• TO DO
Reproduce the records below in full and word for word, excluding pictures.

• SOURCE DATA
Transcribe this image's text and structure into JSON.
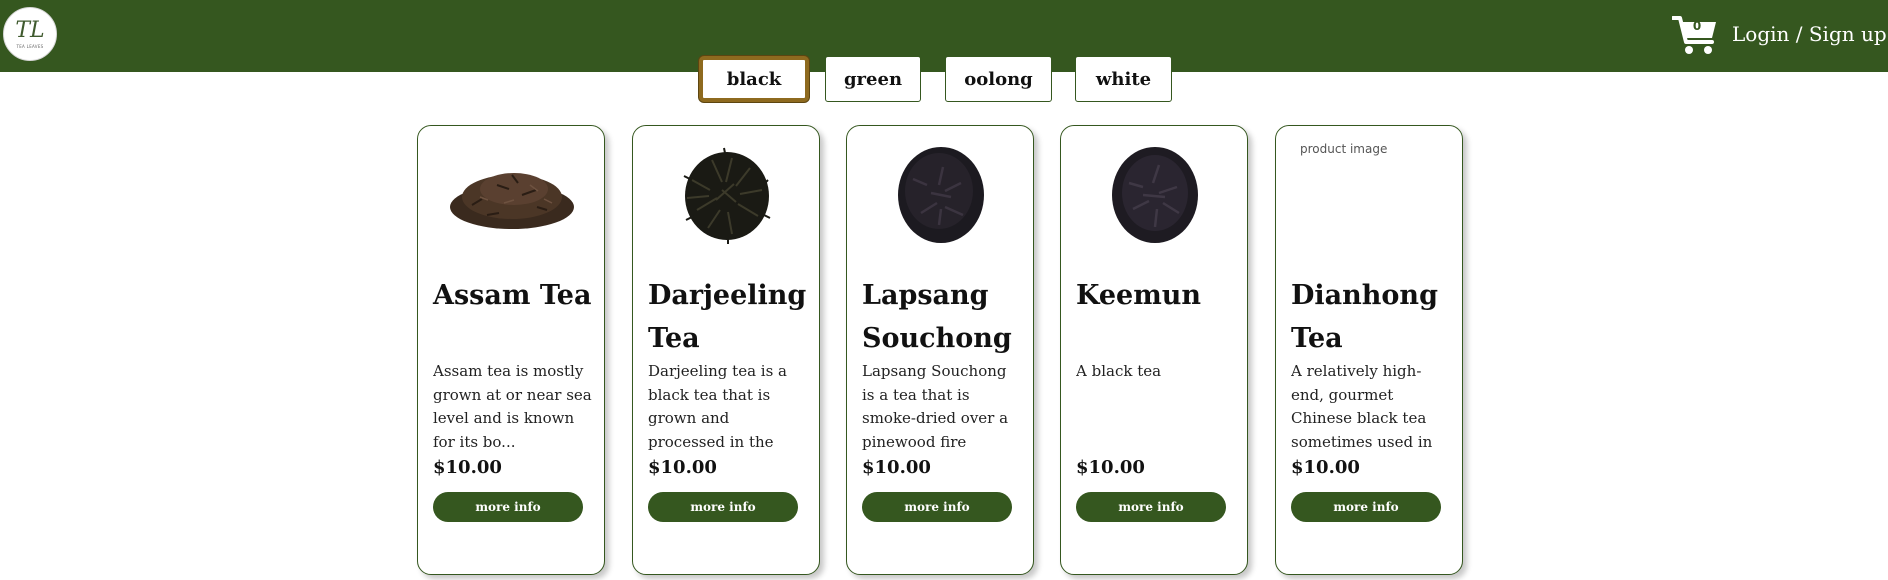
{
  "header": {
    "logo": {
      "mark": "TL",
      "subtitle": "TEA LEAVES"
    },
    "cart": {
      "count": "0"
    },
    "login_label": "Login / Sign up"
  },
  "colors": {
    "brand": "#35571f",
    "active_tab_border": "#8e6a1f"
  },
  "tabs": [
    {
      "label": "black",
      "active": true
    },
    {
      "label": "green",
      "active": false
    },
    {
      "label": "oolong",
      "active": false
    },
    {
      "label": "white",
      "active": false
    }
  ],
  "products": [
    {
      "name": "Assam Tea",
      "description": "Assam tea is mostly grown at or near sea level and is known for its bo...",
      "price": "$10.00",
      "button": "more info",
      "image": "loose-leaf-pile"
    },
    {
      "name": "Darjeeling Tea",
      "description": "Darjeeling tea is a black tea that is grown and processed in the Darje...",
      "price": "$10.00",
      "button": "more info",
      "image": "wiry-leaf-pile"
    },
    {
      "name": "Lapsang Souchong",
      "description": "Lapsang Souchong is a tea that is smoke-dried over a pinewood fire",
      "price": "$10.00",
      "button": "more info",
      "image": "dark-round-pile"
    },
    {
      "name": "Keemun",
      "description": "A black tea",
      "price": "$10.00",
      "button": "more info",
      "image": "dark-round-pile"
    },
    {
      "name": "Dianhong Tea",
      "description": "A relatively high-end, gourmet Chinese black tea sometimes used in var...",
      "price": "$10.00",
      "button": "more info",
      "image_alt": "product image"
    }
  ]
}
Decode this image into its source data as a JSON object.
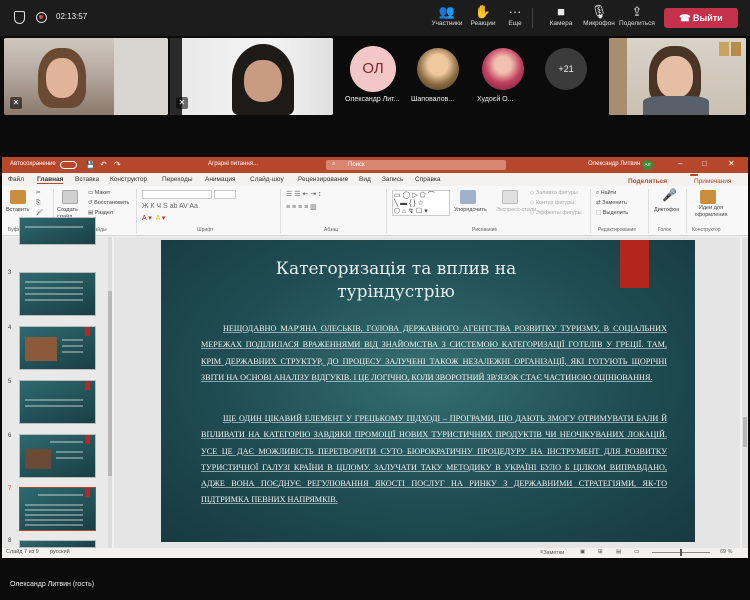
{
  "teams": {
    "time": "02:13:57",
    "toolbar": [
      {
        "icon": "people-icon",
        "label": "Участники"
      },
      {
        "icon": "reactions-icon",
        "label": "Реакции"
      },
      {
        "icon": "more-icon",
        "label": "Еще"
      },
      {
        "icon": "camera-icon",
        "label": "Камера"
      },
      {
        "icon": "mic-off-icon",
        "label": "Микрофон"
      },
      {
        "icon": "share-icon",
        "label": "Поделиться"
      }
    ],
    "leave_label": "Выйти",
    "participants": [
      {
        "initials": "ОЛ",
        "name": "Олександр Лит..."
      },
      {
        "name": "Шаповалов..."
      },
      {
        "name": "Худоєй О..."
      }
    ],
    "overflow_count": "+21",
    "presenter_caption": "Олександр Литвин (гость)"
  },
  "ppt": {
    "autosave": "Автосохранение",
    "filename": "Аграрні питання...",
    "search": "Поиск",
    "user": "Олександр Литвин",
    "user_initials": "АЛ",
    "menu": [
      "Файл",
      "Главная",
      "Вставка",
      "Конструктор",
      "Переходы",
      "Анимация",
      "Слайд-шоу",
      "Рецензирование",
      "Вид",
      "Запись",
      "Справка"
    ],
    "share": "Поделиться",
    "comments": "Примечания",
    "ribbon": {
      "paste": "Вставить",
      "create_slide": "Создать слайд",
      "layout": "Макет",
      "restore": "Восстановить",
      "section": "Раздел",
      "arrange": "Упорядочить",
      "quick_styles": "Экспресс-стили",
      "fill": "Заливка фигуры",
      "outline": "Контур фигуры",
      "effects": "Эффекты фигуры",
      "find": "Найти",
      "replace": "Заменить",
      "select": "Выделить",
      "dictation": "Диктофон",
      "ideas": "Идеи для оформления",
      "groups": [
        "Буфер обмена",
        "Слайды",
        "Шрифт",
        "Абзац",
        "Рисование",
        "Редактирование",
        "Голос",
        "Конструктор"
      ]
    },
    "thumb_numbers": [
      "3",
      "4",
      "5",
      "6",
      "7",
      "8"
    ],
    "slide": {
      "title_line1": "Категоризація та вплив на",
      "title_line2": "туріндустрію",
      "para1": "НЕЩОДАВНО МАР'ЯНА ОЛЕСЬКІВ, ГОЛОВА ДЕРЖАВНОГО АГЕНТСТВА РОЗВИТКУ ТУРИЗМУ, В СОЦІАЛЬНИХ МЕРЕЖАХ ПОДІЛИЛАСЯ ВРАЖЕННЯМИ ВІД ЗНАЙОМСТВА З СИСТЕМОЮ КАТЕГОРИЗАЦІЇ ГОТЕЛІВ У ГРЕЦІЇ. ТАМ, КРІМ ДЕРЖАВНИХ СТРУКТУР, ДО ПРОЦЕСУ ЗАЛУЧЕНІ ТАКОЖ НЕЗАЛЕЖНІ ОРГАНІЗАЦІЇ, ЯКІ ГОТУЮТЬ ЩОРІЧНІ ЗВІТИ НА ОСНОВІ АНАЛІЗУ ВІДГУКІВ. І ЦЕ ЛОГІЧНО, КОЛИ ЗВОРОТНИЙ ЗВ'ЯЗОК СТАЄ ЧАСТИНОЮ ОЦІНЮВАННЯ.",
      "para2": "ЩЕ ОДИН ЦІКАВИЙ ЕЛЕМЕНТ У ГРЕЦЬКОМУ ПІДХОДІ – ПРОГРАМИ, ЩО ДАЮТЬ ЗМОГУ ОТРИМУВАТИ БАЛИ Й ВПЛИВАТИ НА КАТЕГОРІЮ ЗАВДЯКИ ПРОМОЦІЇ НОВИХ ТУРИСТИЧНИХ ПРОДУКТІВ ЧИ НЕОЧІКУВАНИХ ЛОКАЦІЙ. УСЕ ЦЕ ДАЄ МОЖЛИВІСТЬ ПЕРЕТВОРИТИ СУТО БЮРОКРАТИЧНУ ПРОЦЕДУРУ НА ІНСТРУМЕНТ ДЛЯ РОЗВИТКУ ТУРИСТИЧНОЇ ГАЛУЗІ КРАЇНИ В ЦІЛОМУ. ЗАЛУЧАТИ ТАКУ МЕТОДИКУ В УКРАЇНІ БУЛО Б ЦІЛКОМ ВИПРАВДАНО, АДЖЕ ВОНА ПОЄДНУЄ РЕГУЛЮВАННЯ ЯКОСТІ ПОСЛУГ НА РИНКУ З ДЕРЖАВНИМИ СТРАТЕГІЯМИ, ЯК-ТО ПІДТРИМКА ПЕВНИХ НАПРЯМКІВ."
    },
    "status": {
      "slide_counter": "Слайд 7 из 9",
      "language": "русский",
      "notes": "Заметки",
      "zoom": "69 %"
    }
  }
}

• COMPLETE ANSWER
Transcribe this image's text and structure into JSON.
{
  "header": {
    "logo": {
      "mark": "TL",
      "subtitle": "TEA LEAVES"
    },
    "cart": {
      "count": "0"
    },
    "login_label": "Login / Sign up"
  },
  "colors": {
    "brand": "#35571f",
    "active_tab_border": "#8e6a1f"
  },
  "tabs": [
    {
      "label": "black",
      "active": true
    },
    {
      "label": "green",
      "active": false
    },
    {
      "label": "oolong",
      "active": false
    },
    {
      "label": "white",
      "active": false
    }
  ],
  "products": [
    {
      "name": "Assam Tea",
      "description": "Assam tea is mostly grown at or near sea level and is known for its bo...",
      "price": "$10.00",
      "button": "more info",
      "image": "loose-leaf-pile"
    },
    {
      "name": "Darjeeling Tea",
      "description": "Darjeeling tea is a black tea that is grown and processed in the Darje...",
      "price": "$10.00",
      "button": "more info",
      "image": "wiry-leaf-pile"
    },
    {
      "name": "Lapsang Souchong",
      "description": "Lapsang Souchong is a tea that is smoke-dried over a pinewood fire",
      "price": "$10.00",
      "button": "more info",
      "image": "dark-round-pile"
    },
    {
      "name": "Keemun",
      "description": "A black tea",
      "price": "$10.00",
      "button": "more info",
      "image": "dark-round-pile"
    },
    {
      "name": "Dianhong Tea",
      "description": "A relatively high-end, gourmet Chinese black tea sometimes used in var...",
      "price": "$10.00",
      "button": "more info",
      "image_alt": "product image"
    }
  ]
}
Decode this image into its source data as a JSON object.
{
  "teams": {
    "time": "02:13:57",
    "toolbar": [
      {
        "icon": "people-icon",
        "label": "Участники"
      },
      {
        "icon": "reactions-icon",
        "label": "Реакции"
      },
      {
        "icon": "more-icon",
        "label": "Еще"
      },
      {
        "icon": "camera-icon",
        "label": "Камера"
      },
      {
        "icon": "mic-off-icon",
        "label": "Микрофон"
      },
      {
        "icon": "share-icon",
        "label": "Поделиться"
      }
    ],
    "leave_label": "Выйти",
    "participants": [
      {
        "initials": "ОЛ",
        "name": "Олександр Лит..."
      },
      {
        "name": "Шаповалов..."
      },
      {
        "name": "Худоєй О..."
      }
    ],
    "overflow_count": "+21",
    "presenter_caption": "Олександр Литвин (гость)"
  },
  "ppt": {
    "autosave": "Автосохранение",
    "filename": "Аграрні питання...",
    "search": "Поиск",
    "user": "Олександр Литвин",
    "user_initials": "АЛ",
    "menu": [
      "Файл",
      "Главная",
      "Вставка",
      "Конструктор",
      "Переходы",
      "Анимация",
      "Слайд-шоу",
      "Рецензирование",
      "Вид",
      "Запись",
      "Справка"
    ],
    "share": "Поделиться",
    "comments": "Примечания",
    "ribbon": {
      "paste": "Вставить",
      "create_slide": "Создать слайд",
      "layout": "Макет",
      "restore": "Восстановить",
      "section": "Раздел",
      "arrange": "Упорядочить",
      "quick_styles": "Экспресс-стили",
      "fill": "Заливка фигуры",
      "outline": "Контур фигуры",
      "effects": "Эффекты фигуры",
      "find": "Найти",
      "replace": "Заменить",
      "select": "Выделить",
      "dictation": "Диктофон",
      "ideas": "Идеи для оформления",
      "groups": [
        "Буфер обмена",
        "Слайды",
        "Шрифт",
        "Абзац",
        "Рисование",
        "Редактирование",
        "Голос",
        "Конструктор"
      ]
    },
    "thumb_numbers": [
      "3",
      "4",
      "5",
      "6",
      "7",
      "8"
    ],
    "slide": {
      "title_line1": "Категоризація та вплив на",
      "title_line2": "туріндустрію",
      "para1": "НЕЩОДАВНО МАР'ЯНА ОЛЕСЬКІВ, ГОЛОВА ДЕРЖАВНОГО АГЕНТСТВА РОЗВИТКУ ТУРИЗМУ, В СОЦІАЛЬНИХ МЕРЕЖАХ ПОДІЛИЛАСЯ ВРАЖЕННЯМИ ВІД ЗНАЙОМСТВА З СИСТЕМОЮ КАТЕГОРИЗАЦІЇ ГОТЕЛІВ У ГРЕЦІЇ. ТАМ, КРІМ ДЕРЖАВНИХ СТРУКТУР, ДО ПРОЦЕСУ ЗАЛУЧЕНІ ТАКОЖ НЕЗАЛЕЖНІ ОРГАНІЗАЦІЇ, ЯКІ ГОТУЮТЬ ЩОРІЧНІ ЗВІТИ НА ОСНОВІ АНАЛІЗУ ВІДГУКІВ. І ЦЕ ЛОГІЧНО, КОЛИ ЗВОРОТНИЙ ЗВ'ЯЗОК СТАЄ ЧАСТИНОЮ ОЦІНЮВАННЯ.",
      "para2": "ЩЕ ОДИН ЦІКАВИЙ ЕЛЕМЕНТ У ГРЕЦЬКОМУ ПІДХОДІ – ПРОГРАМИ, ЩО ДАЮТЬ ЗМОГУ ОТРИМУВАТИ БАЛИ Й ВПЛИВАТИ НА КАТЕГОРІЮ ЗАВДЯКИ ПРОМОЦІЇ НОВИХ ТУРИСТИЧНИХ ПРОДУКТІВ ЧИ НЕОЧІКУВАНИХ ЛОКАЦІЙ. УСЕ ЦЕ ДАЄ МОЖЛИВІСТЬ ПЕРЕТВОРИТИ СУТО БЮРОКРАТИЧНУ ПРОЦЕДУРУ НА ІНСТРУМЕНТ ДЛЯ РОЗВИТКУ ТУРИСТИЧНОЇ ГАЛУЗІ КРАЇНИ В ЦІЛОМУ. ЗАЛУЧАТИ ТАКУ МЕТОДИКУ В УКРАЇНІ БУЛО Б ЦІЛКОМ ВИПРАВДАНО, АДЖЕ ВОНА ПОЄДНУЄ РЕГУЛЮВАННЯ ЯКОСТІ ПОСЛУГ НА РИНКУ З ДЕРЖАВНИМИ СТРАТЕГІЯМИ, ЯК-ТО ПІДТРИМКА ПЕВНИХ НАПРЯМКІВ."
    },
    "status": {
      "slide_counter": "Слайд 7 из 9",
      "language": "русский",
      "notes": "Заметки",
      "zoom": "69 %"
    }
  }
}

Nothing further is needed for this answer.